Write the data out again exactly, dropping any images it holds.

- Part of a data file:
/---

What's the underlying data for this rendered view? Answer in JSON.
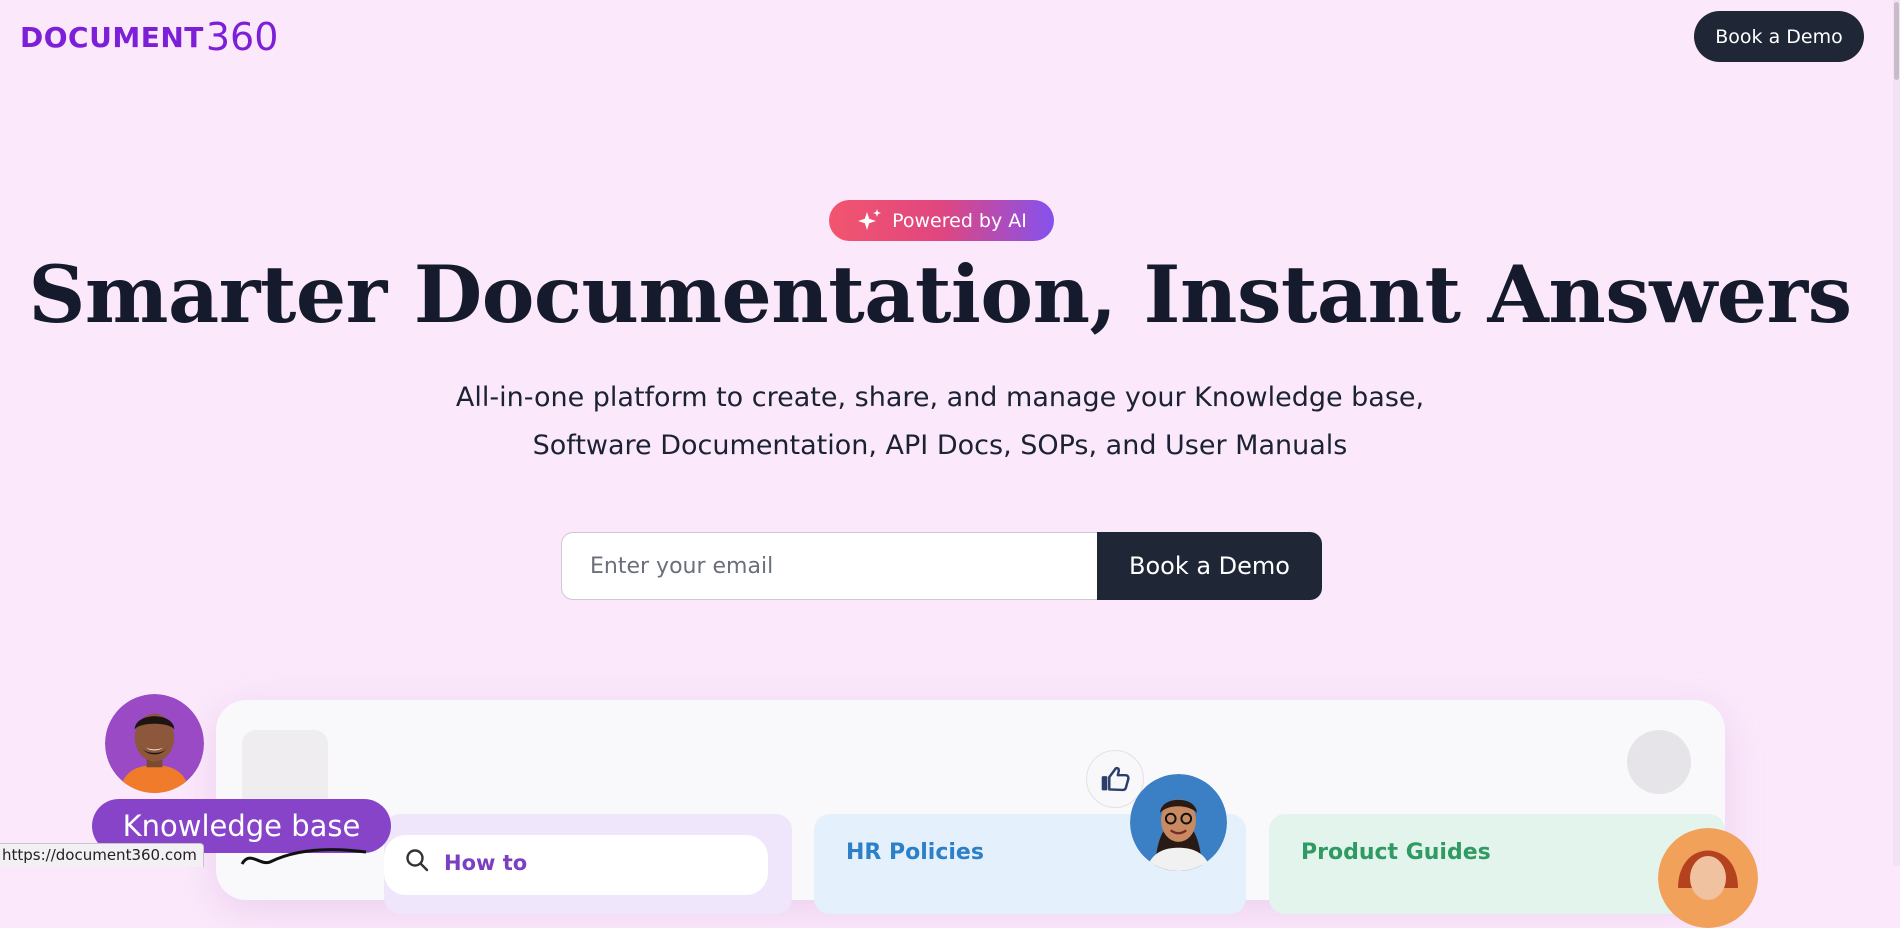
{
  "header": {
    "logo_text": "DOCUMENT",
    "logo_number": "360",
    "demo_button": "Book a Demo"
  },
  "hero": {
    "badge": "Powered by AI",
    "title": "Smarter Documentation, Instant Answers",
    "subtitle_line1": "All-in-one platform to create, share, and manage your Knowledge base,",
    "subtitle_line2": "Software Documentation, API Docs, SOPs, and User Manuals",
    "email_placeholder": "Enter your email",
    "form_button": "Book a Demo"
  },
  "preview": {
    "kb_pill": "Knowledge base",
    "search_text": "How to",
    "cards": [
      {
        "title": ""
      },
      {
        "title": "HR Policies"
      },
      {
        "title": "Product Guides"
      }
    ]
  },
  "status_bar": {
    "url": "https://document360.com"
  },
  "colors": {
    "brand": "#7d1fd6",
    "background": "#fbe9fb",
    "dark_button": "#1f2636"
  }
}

\---

- Reply to the task:
What's the underlying data for this rendered view? Answer in JSON.
{
  "header": {
    "logo_text": "DOCUMENT",
    "logo_number": "360",
    "demo_button": "Book a Demo"
  },
  "hero": {
    "badge": "Powered by AI",
    "title": "Smarter Documentation, Instant Answers",
    "subtitle_line1": "All-in-one platform to create, share, and manage your Knowledge base,",
    "subtitle_line2": "Software Documentation, API Docs, SOPs, and User Manuals",
    "email_placeholder": "Enter your email",
    "form_button": "Book a Demo"
  },
  "preview": {
    "kb_pill": "Knowledge base",
    "search_text": "How to",
    "cards": [
      {
        "title": ""
      },
      {
        "title": "HR Policies"
      },
      {
        "title": "Product Guides"
      }
    ]
  },
  "status_bar": {
    "url": "https://document360.com"
  },
  "colors": {
    "brand": "#7d1fd6",
    "background": "#fbe9fb",
    "dark_button": "#1f2636"
  }
}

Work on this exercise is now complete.